The request: Search the data below for the word "overconfident" and copy each line that holds it.

Recorded data:

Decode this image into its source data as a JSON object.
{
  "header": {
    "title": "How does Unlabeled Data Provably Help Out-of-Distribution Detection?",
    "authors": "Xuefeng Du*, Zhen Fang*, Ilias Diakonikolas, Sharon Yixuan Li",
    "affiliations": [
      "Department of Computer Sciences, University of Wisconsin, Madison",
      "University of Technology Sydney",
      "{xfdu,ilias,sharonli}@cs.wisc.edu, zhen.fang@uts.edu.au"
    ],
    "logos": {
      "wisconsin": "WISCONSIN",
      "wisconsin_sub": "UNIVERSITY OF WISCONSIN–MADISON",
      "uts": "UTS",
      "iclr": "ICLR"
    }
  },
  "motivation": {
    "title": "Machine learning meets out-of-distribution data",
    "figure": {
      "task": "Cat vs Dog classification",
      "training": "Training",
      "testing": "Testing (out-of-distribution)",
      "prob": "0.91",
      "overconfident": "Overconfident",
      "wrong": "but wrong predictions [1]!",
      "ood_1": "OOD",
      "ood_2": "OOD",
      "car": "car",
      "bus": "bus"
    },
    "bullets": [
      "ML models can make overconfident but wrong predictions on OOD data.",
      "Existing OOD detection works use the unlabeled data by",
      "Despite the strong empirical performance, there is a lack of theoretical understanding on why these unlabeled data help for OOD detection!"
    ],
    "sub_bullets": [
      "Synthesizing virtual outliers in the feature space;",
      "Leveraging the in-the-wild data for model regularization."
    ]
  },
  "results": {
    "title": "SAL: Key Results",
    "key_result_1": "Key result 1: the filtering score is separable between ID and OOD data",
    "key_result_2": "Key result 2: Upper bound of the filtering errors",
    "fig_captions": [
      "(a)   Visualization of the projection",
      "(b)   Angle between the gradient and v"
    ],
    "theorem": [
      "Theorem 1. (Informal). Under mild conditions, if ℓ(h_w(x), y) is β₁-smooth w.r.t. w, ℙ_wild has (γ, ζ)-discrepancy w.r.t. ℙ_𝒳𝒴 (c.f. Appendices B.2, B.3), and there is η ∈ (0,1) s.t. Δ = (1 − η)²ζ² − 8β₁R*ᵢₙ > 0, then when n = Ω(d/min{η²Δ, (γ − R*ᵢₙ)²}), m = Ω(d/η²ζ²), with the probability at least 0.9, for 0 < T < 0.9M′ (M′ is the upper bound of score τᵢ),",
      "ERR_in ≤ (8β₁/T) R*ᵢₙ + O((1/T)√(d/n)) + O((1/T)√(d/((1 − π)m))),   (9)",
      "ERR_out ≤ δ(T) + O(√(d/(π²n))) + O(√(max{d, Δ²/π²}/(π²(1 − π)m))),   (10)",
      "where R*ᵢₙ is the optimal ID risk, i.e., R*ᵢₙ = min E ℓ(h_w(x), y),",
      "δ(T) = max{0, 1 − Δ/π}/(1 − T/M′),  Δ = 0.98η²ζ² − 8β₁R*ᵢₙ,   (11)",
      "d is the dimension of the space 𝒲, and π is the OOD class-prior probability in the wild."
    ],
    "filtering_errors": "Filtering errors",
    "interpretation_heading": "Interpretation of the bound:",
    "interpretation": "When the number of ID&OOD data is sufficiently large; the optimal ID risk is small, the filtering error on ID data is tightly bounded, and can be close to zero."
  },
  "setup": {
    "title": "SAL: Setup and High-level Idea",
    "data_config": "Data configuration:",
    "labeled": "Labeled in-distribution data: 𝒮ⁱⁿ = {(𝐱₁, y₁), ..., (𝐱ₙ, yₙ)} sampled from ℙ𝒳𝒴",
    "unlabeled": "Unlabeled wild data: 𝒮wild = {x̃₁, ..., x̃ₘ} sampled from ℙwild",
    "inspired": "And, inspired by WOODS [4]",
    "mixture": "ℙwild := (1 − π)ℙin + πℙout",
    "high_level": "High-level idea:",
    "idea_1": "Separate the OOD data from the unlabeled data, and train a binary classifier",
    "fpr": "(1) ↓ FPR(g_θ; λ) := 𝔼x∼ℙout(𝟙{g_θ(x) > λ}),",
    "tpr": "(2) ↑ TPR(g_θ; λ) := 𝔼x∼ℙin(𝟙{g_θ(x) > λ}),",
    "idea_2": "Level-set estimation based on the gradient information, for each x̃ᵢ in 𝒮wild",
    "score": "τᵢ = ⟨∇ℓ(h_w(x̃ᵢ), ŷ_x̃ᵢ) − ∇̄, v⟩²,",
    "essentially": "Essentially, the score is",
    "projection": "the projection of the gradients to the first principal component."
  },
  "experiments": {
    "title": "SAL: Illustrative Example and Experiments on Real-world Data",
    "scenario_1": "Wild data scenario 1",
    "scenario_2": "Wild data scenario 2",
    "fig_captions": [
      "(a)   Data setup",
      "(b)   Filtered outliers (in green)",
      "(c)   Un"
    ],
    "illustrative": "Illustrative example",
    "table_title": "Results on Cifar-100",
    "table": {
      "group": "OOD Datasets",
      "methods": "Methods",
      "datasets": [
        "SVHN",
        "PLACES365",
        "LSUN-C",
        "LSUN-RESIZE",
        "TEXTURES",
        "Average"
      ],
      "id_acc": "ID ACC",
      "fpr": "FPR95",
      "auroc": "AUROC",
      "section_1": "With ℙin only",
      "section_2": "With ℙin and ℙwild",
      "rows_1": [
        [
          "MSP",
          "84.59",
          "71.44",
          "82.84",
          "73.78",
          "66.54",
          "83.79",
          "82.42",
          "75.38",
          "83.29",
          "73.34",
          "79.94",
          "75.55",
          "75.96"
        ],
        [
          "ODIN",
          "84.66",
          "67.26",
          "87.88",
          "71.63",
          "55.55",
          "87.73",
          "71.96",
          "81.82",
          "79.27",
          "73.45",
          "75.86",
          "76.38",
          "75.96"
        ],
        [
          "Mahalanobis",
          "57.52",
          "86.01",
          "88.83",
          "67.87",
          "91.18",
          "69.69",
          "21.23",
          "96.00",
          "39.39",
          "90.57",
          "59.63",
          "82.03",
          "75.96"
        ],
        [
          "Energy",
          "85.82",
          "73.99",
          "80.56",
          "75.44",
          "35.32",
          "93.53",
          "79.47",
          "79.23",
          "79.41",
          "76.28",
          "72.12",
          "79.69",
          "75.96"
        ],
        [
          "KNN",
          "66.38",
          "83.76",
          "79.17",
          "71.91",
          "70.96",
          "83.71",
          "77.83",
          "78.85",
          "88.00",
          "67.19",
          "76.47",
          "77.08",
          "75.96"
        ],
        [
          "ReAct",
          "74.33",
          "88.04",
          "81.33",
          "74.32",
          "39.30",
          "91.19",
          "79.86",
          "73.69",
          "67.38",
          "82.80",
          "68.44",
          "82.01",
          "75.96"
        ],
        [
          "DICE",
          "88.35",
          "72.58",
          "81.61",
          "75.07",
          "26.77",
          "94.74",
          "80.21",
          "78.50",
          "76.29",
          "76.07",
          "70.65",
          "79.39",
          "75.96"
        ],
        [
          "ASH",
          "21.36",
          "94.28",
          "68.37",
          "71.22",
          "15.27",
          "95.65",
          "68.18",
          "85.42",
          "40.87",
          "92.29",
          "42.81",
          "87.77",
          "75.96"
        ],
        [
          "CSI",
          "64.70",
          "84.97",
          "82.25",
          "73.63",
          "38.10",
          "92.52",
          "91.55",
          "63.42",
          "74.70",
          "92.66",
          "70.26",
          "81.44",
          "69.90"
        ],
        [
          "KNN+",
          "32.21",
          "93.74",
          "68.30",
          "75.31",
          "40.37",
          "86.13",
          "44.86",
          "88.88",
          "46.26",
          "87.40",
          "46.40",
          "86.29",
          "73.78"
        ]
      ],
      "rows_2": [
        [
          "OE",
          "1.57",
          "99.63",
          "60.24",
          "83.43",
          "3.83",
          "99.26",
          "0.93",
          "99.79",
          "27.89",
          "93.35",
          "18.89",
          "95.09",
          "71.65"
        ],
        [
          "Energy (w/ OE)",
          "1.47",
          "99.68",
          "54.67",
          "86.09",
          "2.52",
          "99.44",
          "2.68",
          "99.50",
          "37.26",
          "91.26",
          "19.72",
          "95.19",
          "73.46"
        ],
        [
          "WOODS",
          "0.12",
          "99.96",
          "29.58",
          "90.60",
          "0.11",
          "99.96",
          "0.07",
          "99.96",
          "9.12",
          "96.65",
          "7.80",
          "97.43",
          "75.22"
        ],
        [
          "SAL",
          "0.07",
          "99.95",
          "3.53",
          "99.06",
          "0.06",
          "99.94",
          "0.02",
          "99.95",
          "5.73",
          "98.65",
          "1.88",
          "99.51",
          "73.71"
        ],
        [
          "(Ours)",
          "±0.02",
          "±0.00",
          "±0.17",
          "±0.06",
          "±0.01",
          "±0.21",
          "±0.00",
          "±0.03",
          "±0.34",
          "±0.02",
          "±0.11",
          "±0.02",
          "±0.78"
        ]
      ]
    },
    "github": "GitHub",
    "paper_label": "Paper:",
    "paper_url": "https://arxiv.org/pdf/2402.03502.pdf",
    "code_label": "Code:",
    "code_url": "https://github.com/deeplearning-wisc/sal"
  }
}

Correct answer:
      "overconfident": "Overconfident",
      "ML models can make overconfident but wrong predictions on OOD data.",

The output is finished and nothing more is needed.